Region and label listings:
_ _ _ _ _
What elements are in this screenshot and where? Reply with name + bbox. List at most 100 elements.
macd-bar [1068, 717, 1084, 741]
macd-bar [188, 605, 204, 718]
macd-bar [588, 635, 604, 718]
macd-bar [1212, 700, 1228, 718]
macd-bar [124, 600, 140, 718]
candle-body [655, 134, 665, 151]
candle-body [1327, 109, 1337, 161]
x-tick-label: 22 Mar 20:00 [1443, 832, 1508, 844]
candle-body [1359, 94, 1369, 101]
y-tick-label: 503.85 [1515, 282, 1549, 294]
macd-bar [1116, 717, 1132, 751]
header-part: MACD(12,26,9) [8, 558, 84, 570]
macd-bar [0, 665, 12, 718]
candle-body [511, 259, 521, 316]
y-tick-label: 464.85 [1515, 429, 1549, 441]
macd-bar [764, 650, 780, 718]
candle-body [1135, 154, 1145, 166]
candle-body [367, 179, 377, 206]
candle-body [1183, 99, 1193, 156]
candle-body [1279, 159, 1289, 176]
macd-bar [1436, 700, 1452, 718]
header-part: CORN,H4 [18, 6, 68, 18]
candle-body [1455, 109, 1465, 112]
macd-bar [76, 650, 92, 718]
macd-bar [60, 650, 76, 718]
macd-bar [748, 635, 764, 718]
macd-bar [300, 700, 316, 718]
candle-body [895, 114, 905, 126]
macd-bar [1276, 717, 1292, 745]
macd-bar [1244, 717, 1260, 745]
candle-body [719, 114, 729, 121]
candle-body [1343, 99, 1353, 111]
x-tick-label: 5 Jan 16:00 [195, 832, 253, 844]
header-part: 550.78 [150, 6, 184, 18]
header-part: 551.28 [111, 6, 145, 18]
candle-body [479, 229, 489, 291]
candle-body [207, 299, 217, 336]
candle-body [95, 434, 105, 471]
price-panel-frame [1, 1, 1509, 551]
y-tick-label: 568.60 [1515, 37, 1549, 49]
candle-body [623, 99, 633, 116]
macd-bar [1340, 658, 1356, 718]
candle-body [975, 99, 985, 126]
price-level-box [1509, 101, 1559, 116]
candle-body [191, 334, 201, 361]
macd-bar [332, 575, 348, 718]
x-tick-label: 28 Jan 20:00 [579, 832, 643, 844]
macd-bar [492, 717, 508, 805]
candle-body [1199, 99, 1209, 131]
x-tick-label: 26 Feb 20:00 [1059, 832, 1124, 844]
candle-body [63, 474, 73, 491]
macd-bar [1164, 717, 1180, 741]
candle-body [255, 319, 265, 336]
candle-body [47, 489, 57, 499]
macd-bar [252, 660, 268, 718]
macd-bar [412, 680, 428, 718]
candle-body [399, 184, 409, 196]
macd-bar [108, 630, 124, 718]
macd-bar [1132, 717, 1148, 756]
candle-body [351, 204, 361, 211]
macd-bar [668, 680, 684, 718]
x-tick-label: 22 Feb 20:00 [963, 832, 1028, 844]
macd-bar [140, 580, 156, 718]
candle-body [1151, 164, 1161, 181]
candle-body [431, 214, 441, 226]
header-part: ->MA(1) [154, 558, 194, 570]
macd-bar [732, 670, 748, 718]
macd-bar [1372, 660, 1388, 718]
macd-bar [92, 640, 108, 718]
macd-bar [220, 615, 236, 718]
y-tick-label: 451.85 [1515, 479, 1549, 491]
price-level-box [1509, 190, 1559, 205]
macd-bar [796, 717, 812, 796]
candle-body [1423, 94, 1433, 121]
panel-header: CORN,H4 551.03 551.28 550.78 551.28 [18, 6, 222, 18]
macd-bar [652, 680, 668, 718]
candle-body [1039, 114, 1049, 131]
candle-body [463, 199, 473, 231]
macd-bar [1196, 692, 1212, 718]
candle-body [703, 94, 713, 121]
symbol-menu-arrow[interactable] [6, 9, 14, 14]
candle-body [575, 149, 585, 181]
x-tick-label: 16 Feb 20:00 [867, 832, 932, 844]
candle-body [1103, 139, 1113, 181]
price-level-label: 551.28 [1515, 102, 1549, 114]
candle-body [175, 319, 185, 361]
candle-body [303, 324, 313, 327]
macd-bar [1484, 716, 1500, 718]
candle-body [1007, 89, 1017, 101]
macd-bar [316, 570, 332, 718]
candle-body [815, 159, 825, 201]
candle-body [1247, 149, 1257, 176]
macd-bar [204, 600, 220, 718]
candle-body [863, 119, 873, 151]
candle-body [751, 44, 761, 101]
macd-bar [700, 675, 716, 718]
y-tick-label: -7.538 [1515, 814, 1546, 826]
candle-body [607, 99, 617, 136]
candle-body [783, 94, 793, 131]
_ _ _ _ _
# Direction
Reproduce all of the data above verbatim, line for line, with no changes.

# Task answer
What elements are in this screenshot and where? Reply with name + bbox. List at most 100 elements.
macd-bar [1068, 717, 1084, 741]
macd-bar [188, 605, 204, 718]
macd-bar [588, 635, 604, 718]
macd-bar [1212, 700, 1228, 718]
macd-bar [124, 600, 140, 718]
candle-body [655, 134, 665, 151]
candle-body [1327, 109, 1337, 161]
x-tick-label: 22 Mar 20:00 [1443, 832, 1508, 844]
candle-body [1359, 94, 1369, 101]
y-tick-label: 503.85 [1515, 282, 1549, 294]
macd-bar [1116, 717, 1132, 751]
header-part: MACD(12,26,9) [8, 558, 84, 570]
macd-bar [0, 665, 12, 718]
candle-body [511, 259, 521, 316]
y-tick-label: 464.85 [1515, 429, 1549, 441]
macd-bar [764, 650, 780, 718]
candle-body [1135, 154, 1145, 166]
candle-body [367, 179, 377, 206]
candle-body [1183, 99, 1193, 156]
candle-body [1279, 159, 1289, 176]
macd-bar [1436, 700, 1452, 718]
header-part: CORN,H4 [18, 6, 68, 18]
candle-body [1455, 109, 1465, 112]
macd-bar [76, 650, 92, 718]
macd-bar [60, 650, 76, 718]
macd-bar [748, 635, 764, 718]
macd-bar [300, 700, 316, 718]
candle-body [895, 114, 905, 126]
macd-bar [1276, 717, 1292, 745]
macd-bar [1244, 717, 1260, 745]
candle-body [719, 114, 729, 121]
candle-body [1343, 99, 1353, 111]
x-tick-label: 5 Jan 16:00 [195, 832, 253, 844]
header-part: 550.78 [150, 6, 184, 18]
header-part: 551.28 [111, 6, 145, 18]
candle-body [479, 229, 489, 291]
candle-body [207, 299, 217, 336]
candle-body [95, 434, 105, 471]
price-panel-frame [1, 1, 1509, 551]
y-tick-label: 568.60 [1515, 37, 1549, 49]
candle-body [623, 99, 633, 116]
macd-bar [1340, 658, 1356, 718]
candle-body [975, 99, 985, 126]
price-level-box [1509, 101, 1559, 116]
candle-body [191, 334, 201, 361]
macd-bar [332, 575, 348, 718]
x-tick-label: 28 Jan 20:00 [579, 832, 643, 844]
macd-bar [492, 717, 508, 805]
candle-body [1199, 99, 1209, 131]
x-tick-label: 26 Feb 20:00 [1059, 832, 1124, 844]
candle-body [63, 474, 73, 491]
macd-bar [1164, 717, 1180, 741]
candle-body [255, 319, 265, 336]
candle-body [47, 489, 57, 499]
macd-bar [252, 660, 268, 718]
macd-bar [412, 680, 428, 718]
candle-body [399, 184, 409, 196]
macd-bar [108, 630, 124, 718]
macd-bar [1132, 717, 1148, 756]
candle-body [351, 204, 361, 211]
macd-bar [668, 680, 684, 718]
x-tick-label: 22 Feb 20:00 [963, 832, 1028, 844]
macd-bar [140, 580, 156, 718]
candle-body [1151, 164, 1161, 181]
candle-body [431, 214, 441, 226]
header-part: ->MA(1) [154, 558, 194, 570]
macd-bar [732, 670, 748, 718]
macd-bar [1372, 660, 1388, 718]
macd-bar [92, 640, 108, 718]
macd-bar [220, 615, 236, 718]
y-tick-label: 451.85 [1515, 479, 1549, 491]
price-level-box [1509, 190, 1559, 205]
macd-bar [796, 717, 812, 796]
candle-body [1423, 94, 1433, 121]
panel-header: CORN,H4 551.03 551.28 550.78 551.28 [18, 6, 222, 18]
macd-bar [652, 680, 668, 718]
candle-body [1039, 114, 1049, 131]
candle-body [463, 199, 473, 231]
macd-bar [1196, 692, 1212, 718]
candle-body [703, 94, 713, 121]
symbol-menu-arrow[interactable] [6, 9, 14, 14]
candle-body [575, 149, 585, 181]
x-tick-label: 16 Feb 20:00 [867, 832, 932, 844]
candle-body [1103, 139, 1113, 181]
price-level-label: 551.28 [1515, 102, 1549, 114]
candle-body [175, 319, 185, 361]
candle-body [303, 324, 313, 327]
macd-bar [1484, 716, 1500, 718]
candle-body [1007, 89, 1017, 101]
macd-bar [316, 570, 332, 718]
candle-body [815, 159, 825, 201]
candle-body [1247, 149, 1257, 176]
macd-bar [204, 600, 220, 718]
candle-body [863, 119, 873, 151]
candle-body [751, 44, 761, 101]
macd-bar [700, 675, 716, 718]
y-tick-label: -7.538 [1515, 814, 1546, 826]
candle-body [607, 99, 617, 136]
candle-body [783, 94, 793, 131]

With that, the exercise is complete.